• _INSTRUCTIONS FOR THE TASK_
Omit the pictures and return every entry exactly as written.

• _WORKING DATA_
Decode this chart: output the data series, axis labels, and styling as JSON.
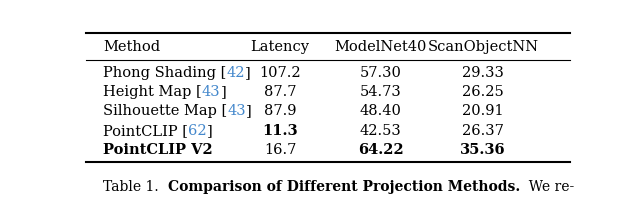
{
  "headers": [
    "Method",
    "Latency",
    "ModelNet40",
    "ScanObjectNN"
  ],
  "rows": [
    {
      "method_parts": [
        {
          "text": "Phong Shading [",
          "bold": false,
          "color": "black"
        },
        {
          "text": "42",
          "bold": false,
          "color": "#4488CC"
        },
        {
          "text": "]",
          "bold": false,
          "color": "black"
        }
      ],
      "latency": "107.2",
      "modelnet40": "57.30",
      "scanobjectnn": "29.33",
      "latency_bold": false,
      "modelnet40_bold": false,
      "scanobjectnn_bold": false
    },
    {
      "method_parts": [
        {
          "text": "Height Map [",
          "bold": false,
          "color": "black"
        },
        {
          "text": "43",
          "bold": false,
          "color": "#4488CC"
        },
        {
          "text": "]",
          "bold": false,
          "color": "black"
        }
      ],
      "latency": "87.7",
      "modelnet40": "54.73",
      "scanobjectnn": "26.25",
      "latency_bold": false,
      "modelnet40_bold": false,
      "scanobjectnn_bold": false
    },
    {
      "method_parts": [
        {
          "text": "Silhouette Map [",
          "bold": false,
          "color": "black"
        },
        {
          "text": "43",
          "bold": false,
          "color": "#4488CC"
        },
        {
          "text": "]",
          "bold": false,
          "color": "black"
        }
      ],
      "latency": "87.9",
      "modelnet40": "48.40",
      "scanobjectnn": "20.91",
      "latency_bold": false,
      "modelnet40_bold": false,
      "scanobjectnn_bold": false
    },
    {
      "method_parts": [
        {
          "text": "PointCLIP [",
          "bold": false,
          "color": "black"
        },
        {
          "text": "62",
          "bold": false,
          "color": "#4488CC"
        },
        {
          "text": "]",
          "bold": false,
          "color": "black"
        }
      ],
      "latency": "11.3",
      "modelnet40": "42.53",
      "scanobjectnn": "26.37",
      "latency_bold": true,
      "modelnet40_bold": false,
      "scanobjectnn_bold": false
    },
    {
      "method_parts": [
        {
          "text": "PointCLIP V2",
          "bold": true,
          "color": "black"
        }
      ],
      "latency": "16.7",
      "modelnet40": "64.22",
      "scanobjectnn": "35.36",
      "latency_bold": false,
      "modelnet40_bold": true,
      "scanobjectnn_bold": true
    }
  ],
  "background_color": "#ffffff",
  "header_fontsize": 10.5,
  "data_fontsize": 10.5,
  "caption_fontsize": 10.0
}
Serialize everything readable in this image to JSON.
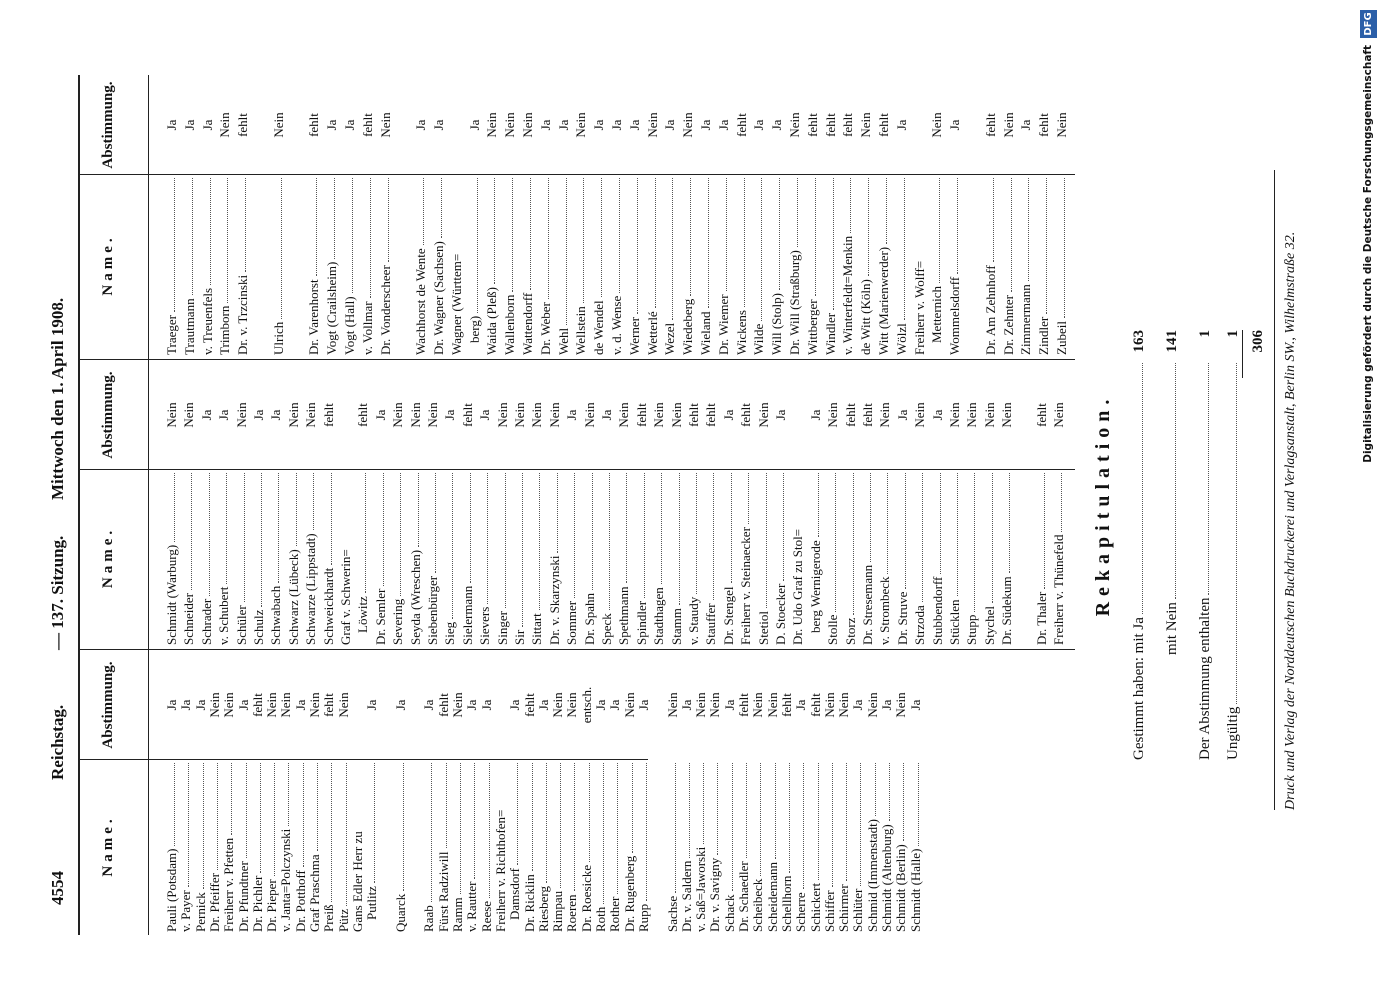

• _SOLUTION TO THIS TASK_
Decode this chart: output the data series, axis labels, and styling as JSON.
{
  "headers": [
    "Method",
    "Latency",
    "ModelNet40",
    "ScanObjectNN"
  ],
  "rows": [
    {
      "method_parts": [
        {
          "text": "Phong Shading [",
          "bold": false,
          "color": "black"
        },
        {
          "text": "42",
          "bold": false,
          "color": "#4488CC"
        },
        {
          "text": "]",
          "bold": false,
          "color": "black"
        }
      ],
      "latency": "107.2",
      "modelnet40": "57.30",
      "scanobjectnn": "29.33",
      "latency_bold": false,
      "modelnet40_bold": false,
      "scanobjectnn_bold": false
    },
    {
      "method_parts": [
        {
          "text": "Height Map [",
          "bold": false,
          "color": "black"
        },
        {
          "text": "43",
          "bold": false,
          "color": "#4488CC"
        },
        {
          "text": "]",
          "bold": false,
          "color": "black"
        }
      ],
      "latency": "87.7",
      "modelnet40": "54.73",
      "scanobjectnn": "26.25",
      "latency_bold": false,
      "modelnet40_bold": false,
      "scanobjectnn_bold": false
    },
    {
      "method_parts": [
        {
          "text": "Silhouette Map [",
          "bold": false,
          "color": "black"
        },
        {
          "text": "43",
          "bold": false,
          "color": "#4488CC"
        },
        {
          "text": "]",
          "bold": false,
          "color": "black"
        }
      ],
      "latency": "87.9",
      "modelnet40": "48.40",
      "scanobjectnn": "20.91",
      "latency_bold": false,
      "modelnet40_bold": false,
      "scanobjectnn_bold": false
    },
    {
      "method_parts": [
        {
          "text": "PointCLIP [",
          "bold": false,
          "color": "black"
        },
        {
          "text": "62",
          "bold": false,
          "color": "#4488CC"
        },
        {
          "text": "]",
          "bold": false,
          "color": "black"
        }
      ],
      "latency": "11.3",
      "modelnet40": "42.53",
      "scanobjectnn": "26.37",
      "latency_bold": true,
      "modelnet40_bold": false,
      "scanobjectnn_bold": false
    },
    {
      "method_parts": [
        {
          "text": "PointCLIP V2",
          "bold": true,
          "color": "black"
        }
      ],
      "latency": "16.7",
      "modelnet40": "64.22",
      "scanobjectnn": "35.36",
      "latency_bold": false,
      "modelnet40_bold": true,
      "scanobjectnn_bold": true
    }
  ],
  "background_color": "#ffffff",
  "header_fontsize": 10.5,
  "data_fontsize": 10.5,
  "caption_fontsize": 10.0
}
Serialize everything readable in this image to JSON.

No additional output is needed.